• Given task:
Narrow the data below down to the lines containing "entangled".

Records that describe figures:
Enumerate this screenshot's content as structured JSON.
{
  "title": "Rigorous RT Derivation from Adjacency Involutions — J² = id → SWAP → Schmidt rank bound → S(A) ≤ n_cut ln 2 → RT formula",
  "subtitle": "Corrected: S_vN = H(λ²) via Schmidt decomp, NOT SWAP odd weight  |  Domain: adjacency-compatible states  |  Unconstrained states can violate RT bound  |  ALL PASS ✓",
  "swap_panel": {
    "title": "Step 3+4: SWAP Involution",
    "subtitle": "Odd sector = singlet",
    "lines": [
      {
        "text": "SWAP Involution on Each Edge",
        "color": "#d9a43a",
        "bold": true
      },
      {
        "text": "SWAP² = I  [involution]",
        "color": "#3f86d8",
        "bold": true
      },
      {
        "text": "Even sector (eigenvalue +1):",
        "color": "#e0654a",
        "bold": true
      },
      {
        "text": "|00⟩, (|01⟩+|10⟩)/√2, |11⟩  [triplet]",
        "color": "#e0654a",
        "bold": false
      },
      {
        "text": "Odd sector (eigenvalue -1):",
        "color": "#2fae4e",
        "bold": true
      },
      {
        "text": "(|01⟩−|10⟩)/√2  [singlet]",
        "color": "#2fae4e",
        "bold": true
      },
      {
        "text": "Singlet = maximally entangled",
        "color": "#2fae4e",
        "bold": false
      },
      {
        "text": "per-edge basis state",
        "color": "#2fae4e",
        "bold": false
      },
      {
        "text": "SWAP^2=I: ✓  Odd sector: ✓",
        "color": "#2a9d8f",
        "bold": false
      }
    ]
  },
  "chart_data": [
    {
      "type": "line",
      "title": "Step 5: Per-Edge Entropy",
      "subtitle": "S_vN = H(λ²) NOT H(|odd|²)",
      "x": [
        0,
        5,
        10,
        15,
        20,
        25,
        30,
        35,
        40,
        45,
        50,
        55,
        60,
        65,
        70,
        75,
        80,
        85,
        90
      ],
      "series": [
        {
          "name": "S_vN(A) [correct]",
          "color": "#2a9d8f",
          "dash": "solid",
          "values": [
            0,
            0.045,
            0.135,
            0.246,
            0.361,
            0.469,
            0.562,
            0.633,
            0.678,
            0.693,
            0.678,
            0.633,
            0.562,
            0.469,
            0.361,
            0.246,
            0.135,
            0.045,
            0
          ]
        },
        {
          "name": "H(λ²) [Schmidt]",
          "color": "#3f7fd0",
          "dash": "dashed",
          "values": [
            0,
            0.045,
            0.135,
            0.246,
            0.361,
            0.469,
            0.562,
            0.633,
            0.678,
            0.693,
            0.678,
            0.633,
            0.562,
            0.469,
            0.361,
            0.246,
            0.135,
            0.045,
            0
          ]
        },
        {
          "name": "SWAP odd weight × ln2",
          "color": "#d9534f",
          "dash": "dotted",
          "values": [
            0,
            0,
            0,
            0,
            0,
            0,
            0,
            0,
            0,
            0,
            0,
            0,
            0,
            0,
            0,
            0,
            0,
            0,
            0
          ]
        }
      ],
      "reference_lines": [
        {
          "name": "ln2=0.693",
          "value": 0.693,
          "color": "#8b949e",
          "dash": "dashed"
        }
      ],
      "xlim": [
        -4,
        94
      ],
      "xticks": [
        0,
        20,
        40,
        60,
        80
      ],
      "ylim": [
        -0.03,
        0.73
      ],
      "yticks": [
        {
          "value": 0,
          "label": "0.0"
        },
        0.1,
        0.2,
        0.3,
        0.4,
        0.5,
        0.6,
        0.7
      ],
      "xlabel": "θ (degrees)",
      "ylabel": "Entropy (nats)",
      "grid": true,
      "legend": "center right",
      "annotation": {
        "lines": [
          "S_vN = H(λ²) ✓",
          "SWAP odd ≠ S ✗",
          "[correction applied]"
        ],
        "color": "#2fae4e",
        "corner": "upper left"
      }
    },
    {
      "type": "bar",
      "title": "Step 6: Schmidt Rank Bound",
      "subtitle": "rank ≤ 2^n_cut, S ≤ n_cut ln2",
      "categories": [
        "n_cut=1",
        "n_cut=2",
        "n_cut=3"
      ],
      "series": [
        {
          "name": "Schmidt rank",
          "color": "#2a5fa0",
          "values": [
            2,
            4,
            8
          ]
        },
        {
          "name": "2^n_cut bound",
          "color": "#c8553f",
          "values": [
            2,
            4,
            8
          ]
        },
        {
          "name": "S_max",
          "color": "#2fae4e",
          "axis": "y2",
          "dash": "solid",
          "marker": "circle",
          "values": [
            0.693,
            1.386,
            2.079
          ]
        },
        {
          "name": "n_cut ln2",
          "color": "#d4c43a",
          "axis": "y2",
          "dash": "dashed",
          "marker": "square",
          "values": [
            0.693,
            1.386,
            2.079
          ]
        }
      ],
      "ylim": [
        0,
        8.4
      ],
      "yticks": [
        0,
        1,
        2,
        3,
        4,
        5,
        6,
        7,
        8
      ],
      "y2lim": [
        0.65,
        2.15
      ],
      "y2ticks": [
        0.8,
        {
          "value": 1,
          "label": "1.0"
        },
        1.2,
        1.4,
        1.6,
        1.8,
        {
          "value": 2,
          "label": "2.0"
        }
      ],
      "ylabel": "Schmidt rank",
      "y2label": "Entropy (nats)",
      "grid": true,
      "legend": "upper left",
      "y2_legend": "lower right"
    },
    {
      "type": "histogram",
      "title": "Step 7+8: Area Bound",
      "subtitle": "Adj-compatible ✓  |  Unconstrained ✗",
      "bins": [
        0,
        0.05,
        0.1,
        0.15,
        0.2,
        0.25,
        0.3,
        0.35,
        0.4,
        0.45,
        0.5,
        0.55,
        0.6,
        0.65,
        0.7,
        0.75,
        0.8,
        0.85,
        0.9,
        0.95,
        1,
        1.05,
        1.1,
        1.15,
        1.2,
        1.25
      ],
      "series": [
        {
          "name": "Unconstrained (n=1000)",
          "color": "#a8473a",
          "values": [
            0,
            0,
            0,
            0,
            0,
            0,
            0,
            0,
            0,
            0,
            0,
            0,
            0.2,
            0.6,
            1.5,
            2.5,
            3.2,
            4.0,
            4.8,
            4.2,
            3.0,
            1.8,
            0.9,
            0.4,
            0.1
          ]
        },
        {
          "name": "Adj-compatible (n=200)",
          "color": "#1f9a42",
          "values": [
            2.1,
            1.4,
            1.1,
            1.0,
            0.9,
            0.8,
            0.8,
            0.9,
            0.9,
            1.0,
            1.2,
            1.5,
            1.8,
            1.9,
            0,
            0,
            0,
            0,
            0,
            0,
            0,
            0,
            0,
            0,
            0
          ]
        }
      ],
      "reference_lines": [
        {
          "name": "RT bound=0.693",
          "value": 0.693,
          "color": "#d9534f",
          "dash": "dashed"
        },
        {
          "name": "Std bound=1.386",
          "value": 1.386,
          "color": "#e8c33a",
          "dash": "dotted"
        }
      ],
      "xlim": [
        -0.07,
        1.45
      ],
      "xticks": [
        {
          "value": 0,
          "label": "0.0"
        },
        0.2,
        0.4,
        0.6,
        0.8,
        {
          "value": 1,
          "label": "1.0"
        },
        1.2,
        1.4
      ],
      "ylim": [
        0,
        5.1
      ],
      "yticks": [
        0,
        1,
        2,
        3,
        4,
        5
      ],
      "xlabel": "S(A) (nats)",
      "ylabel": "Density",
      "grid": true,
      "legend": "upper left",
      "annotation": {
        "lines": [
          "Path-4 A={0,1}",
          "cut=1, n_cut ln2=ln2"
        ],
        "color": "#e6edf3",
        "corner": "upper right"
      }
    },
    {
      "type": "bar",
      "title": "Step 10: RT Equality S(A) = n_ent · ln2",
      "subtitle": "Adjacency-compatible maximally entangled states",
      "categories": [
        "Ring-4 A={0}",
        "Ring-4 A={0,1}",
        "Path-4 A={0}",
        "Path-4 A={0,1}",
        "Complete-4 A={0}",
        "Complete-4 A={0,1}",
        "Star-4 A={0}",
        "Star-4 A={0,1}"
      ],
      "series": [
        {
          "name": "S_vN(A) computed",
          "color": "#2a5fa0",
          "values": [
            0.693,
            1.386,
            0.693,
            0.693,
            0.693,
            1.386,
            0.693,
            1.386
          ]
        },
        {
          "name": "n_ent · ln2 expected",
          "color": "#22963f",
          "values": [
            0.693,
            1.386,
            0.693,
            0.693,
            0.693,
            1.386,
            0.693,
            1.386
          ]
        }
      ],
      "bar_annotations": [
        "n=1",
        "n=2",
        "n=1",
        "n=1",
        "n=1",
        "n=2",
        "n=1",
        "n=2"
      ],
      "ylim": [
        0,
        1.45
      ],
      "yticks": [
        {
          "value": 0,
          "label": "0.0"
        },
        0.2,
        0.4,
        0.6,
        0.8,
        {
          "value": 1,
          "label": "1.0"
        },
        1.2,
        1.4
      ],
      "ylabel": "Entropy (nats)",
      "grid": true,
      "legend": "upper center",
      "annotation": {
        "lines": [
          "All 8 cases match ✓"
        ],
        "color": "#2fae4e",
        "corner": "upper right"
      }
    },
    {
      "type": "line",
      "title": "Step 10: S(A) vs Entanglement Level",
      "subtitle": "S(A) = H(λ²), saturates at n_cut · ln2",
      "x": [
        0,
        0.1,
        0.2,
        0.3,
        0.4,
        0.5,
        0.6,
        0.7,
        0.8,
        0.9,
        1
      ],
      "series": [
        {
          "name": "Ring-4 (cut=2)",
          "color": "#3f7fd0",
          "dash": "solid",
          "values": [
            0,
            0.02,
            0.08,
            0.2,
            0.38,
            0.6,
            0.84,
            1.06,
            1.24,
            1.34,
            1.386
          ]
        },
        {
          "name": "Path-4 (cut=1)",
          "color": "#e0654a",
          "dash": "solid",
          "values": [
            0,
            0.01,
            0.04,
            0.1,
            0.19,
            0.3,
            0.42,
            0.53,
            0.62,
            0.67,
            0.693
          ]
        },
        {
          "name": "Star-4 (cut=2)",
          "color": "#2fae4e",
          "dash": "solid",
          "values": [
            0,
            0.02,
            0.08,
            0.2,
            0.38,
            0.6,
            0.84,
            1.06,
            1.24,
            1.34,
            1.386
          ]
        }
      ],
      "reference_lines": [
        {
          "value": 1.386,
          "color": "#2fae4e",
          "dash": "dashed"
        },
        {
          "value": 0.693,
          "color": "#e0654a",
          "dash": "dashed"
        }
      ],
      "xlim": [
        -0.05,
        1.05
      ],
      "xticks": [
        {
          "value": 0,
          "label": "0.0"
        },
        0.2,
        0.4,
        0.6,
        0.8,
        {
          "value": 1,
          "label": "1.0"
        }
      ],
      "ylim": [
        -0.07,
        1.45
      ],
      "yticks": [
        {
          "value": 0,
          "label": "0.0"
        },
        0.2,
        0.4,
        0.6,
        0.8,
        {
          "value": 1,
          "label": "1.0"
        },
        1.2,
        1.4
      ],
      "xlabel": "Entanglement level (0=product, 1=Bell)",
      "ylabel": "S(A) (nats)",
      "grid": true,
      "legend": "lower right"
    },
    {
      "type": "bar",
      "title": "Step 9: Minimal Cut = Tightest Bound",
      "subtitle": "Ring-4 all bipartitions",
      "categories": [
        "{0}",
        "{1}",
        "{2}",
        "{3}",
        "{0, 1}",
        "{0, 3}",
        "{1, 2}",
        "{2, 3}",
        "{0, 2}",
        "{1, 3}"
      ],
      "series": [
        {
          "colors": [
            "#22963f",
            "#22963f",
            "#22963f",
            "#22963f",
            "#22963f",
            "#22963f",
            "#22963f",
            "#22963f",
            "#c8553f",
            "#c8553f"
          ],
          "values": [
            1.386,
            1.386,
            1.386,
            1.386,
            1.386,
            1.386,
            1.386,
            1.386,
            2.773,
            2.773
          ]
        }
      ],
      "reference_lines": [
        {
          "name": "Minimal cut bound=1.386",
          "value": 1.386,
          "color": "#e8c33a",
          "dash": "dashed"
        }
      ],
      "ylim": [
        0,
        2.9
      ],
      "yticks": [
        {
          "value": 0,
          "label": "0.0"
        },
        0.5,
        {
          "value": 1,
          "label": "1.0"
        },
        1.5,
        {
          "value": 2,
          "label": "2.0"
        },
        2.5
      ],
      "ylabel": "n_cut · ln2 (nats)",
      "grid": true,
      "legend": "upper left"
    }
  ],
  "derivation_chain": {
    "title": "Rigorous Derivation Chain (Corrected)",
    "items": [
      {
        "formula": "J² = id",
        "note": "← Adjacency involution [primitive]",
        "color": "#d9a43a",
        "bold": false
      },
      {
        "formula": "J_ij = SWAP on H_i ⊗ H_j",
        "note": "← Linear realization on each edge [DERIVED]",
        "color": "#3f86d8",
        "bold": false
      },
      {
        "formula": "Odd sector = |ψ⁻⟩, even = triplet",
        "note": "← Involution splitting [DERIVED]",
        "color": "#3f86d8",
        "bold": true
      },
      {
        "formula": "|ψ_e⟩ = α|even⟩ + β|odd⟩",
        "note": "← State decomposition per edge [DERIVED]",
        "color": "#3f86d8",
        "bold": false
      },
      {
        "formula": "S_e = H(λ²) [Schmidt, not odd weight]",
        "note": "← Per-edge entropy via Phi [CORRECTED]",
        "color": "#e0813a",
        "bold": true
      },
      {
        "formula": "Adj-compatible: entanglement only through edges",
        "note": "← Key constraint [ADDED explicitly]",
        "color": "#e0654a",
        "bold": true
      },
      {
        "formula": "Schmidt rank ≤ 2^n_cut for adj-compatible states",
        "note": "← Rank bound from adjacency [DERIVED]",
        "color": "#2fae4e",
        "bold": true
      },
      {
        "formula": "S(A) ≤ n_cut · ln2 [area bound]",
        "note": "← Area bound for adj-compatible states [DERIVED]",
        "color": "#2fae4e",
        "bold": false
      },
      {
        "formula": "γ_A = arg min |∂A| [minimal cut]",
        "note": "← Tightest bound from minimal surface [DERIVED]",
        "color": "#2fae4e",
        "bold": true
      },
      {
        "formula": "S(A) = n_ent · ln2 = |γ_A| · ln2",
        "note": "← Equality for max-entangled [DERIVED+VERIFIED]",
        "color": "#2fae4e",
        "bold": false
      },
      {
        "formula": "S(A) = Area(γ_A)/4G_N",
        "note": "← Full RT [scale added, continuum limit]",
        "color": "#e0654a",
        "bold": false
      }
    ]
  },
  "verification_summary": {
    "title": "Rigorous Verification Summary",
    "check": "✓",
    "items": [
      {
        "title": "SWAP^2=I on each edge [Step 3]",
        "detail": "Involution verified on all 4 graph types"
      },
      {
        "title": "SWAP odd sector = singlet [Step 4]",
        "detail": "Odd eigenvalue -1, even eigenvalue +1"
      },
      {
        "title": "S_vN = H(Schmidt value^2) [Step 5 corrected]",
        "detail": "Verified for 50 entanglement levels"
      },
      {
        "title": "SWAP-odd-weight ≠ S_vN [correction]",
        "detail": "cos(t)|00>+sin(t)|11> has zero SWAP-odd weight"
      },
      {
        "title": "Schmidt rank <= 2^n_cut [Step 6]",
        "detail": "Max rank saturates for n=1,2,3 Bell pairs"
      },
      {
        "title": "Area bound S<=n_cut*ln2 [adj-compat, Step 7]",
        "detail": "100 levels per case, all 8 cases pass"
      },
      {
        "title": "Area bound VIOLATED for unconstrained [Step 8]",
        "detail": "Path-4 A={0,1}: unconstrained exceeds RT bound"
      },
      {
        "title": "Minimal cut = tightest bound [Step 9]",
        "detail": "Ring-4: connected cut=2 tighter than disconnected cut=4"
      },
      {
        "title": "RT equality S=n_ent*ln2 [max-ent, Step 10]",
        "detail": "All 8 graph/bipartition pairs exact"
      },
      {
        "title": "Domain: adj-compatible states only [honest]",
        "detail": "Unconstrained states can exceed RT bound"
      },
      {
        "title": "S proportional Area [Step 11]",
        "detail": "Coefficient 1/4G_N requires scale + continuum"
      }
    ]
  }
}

• Finished task:
        "text": "Singlet = maximally entangled",
      "subtitle": "Adjacency-compatible maximally entangled states",
        "note": "← Equality for max-entangled [DERIVED+VERIFIED]",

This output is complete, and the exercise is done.